_Your instructions_
Scan each line of the records for the word "holes" and extract the ones that have it.

_Information shown_

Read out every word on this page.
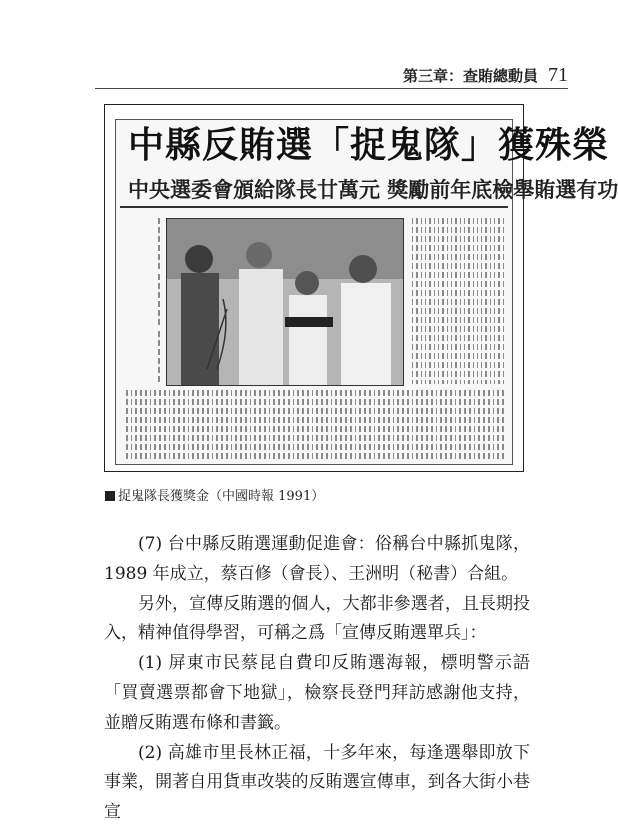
第三章：查賄總動員 71
中縣反賄選「捉鬼隊」獲殊榮
中央選委會頒給隊長廿萬元 獎勵前年底檢舉賄選有功
捉鬼隊長獲獎金（中國時報 1991）

(7) 台中縣反賄選運動促進會：俗稱台中縣抓鬼隊，1989 年成立，蔡百修（會長）、王洲明（秘書）合組。

另外，宣傳反賄選的個人，大都非參選者，且長期投入，精神值得學習，可稱之爲「宣傳反賄選單兵」：

(1) 屏東市民蔡昆自費印反賄選海報，標明警示語「買賣選票都會下地獄」，檢察長登門拜訪感謝他支持，並贈反賄選布條和書籤。

(2) 高雄市里長林正福，十多年來，每逢選舉即放下事業，開著自用貨車改裝的反賄選宣傳車，到各大街小巷宣
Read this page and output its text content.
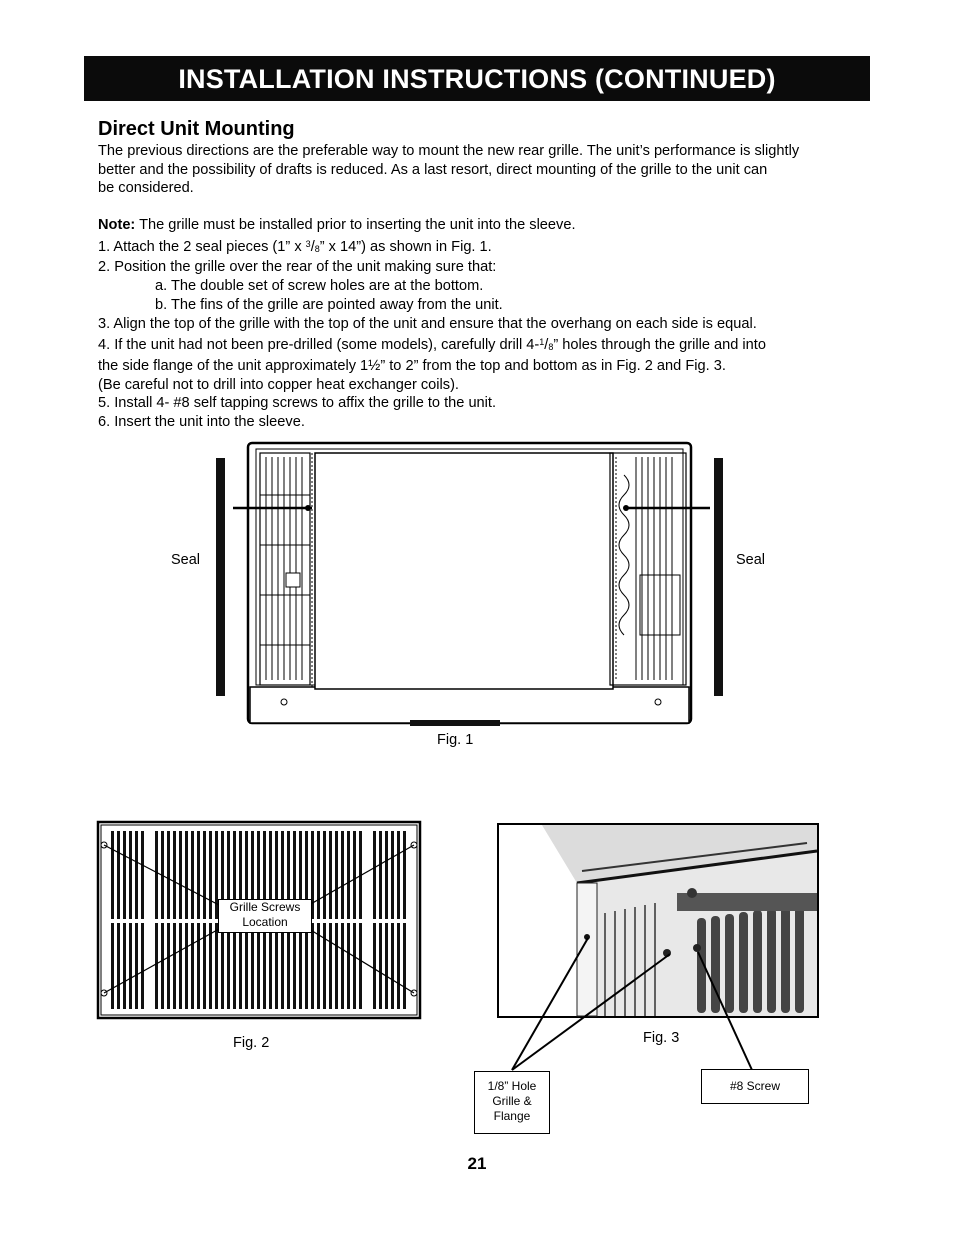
INSTALLATION INSTRUCTIONS (CONTINUED)
Direct Unit Mounting
The previous directions are the preferable way to mount the new rear grille. The unit’s performance is slightly
better and the possibility of drafts is reduced. As a last resort, direct mounting of the grille to the unit can
be considered.
Note: The grille must be installed prior to inserting the unit into the sleeve.
1. Attach the 2 seal pieces (1” x $^3/_8$” x 14”) as shown in Fig. 1.
2. Position the grille over the rear of the unit making sure that:
a. The double set of screw holes are at the bottom.
b. The fins of the grille are pointed away from the unit.
3. Align the top of the grille with the top of the unit and ensure that the overhang on each side is equal.
4. If the unit had not been pre-drilled (some models), carefully drill $4-^1/_8$” holes through the grille and into
the side flange of the unit approximately 1½” to 2” from the top and bottom as in Fig. 2 and Fig. 3.
(Be careful not to drill into copper heat exchanger coils).
5. Install 4- #8 self tapping screws to affix the grille to the unit.
6. Insert the unit into the sleeve.
Seal	Seal
Fig. 1
Grille Screws
Location
Fig. 2	Fig. 3
1/8” Hole
Grille &
Flange
#8 Screw
21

_Exercise answer_
a. The double set of screw holes are at the bottom.
4. If the unit had not been pre-drilled (some models), carefully drill $4-^1/_8$” holes through the grille and into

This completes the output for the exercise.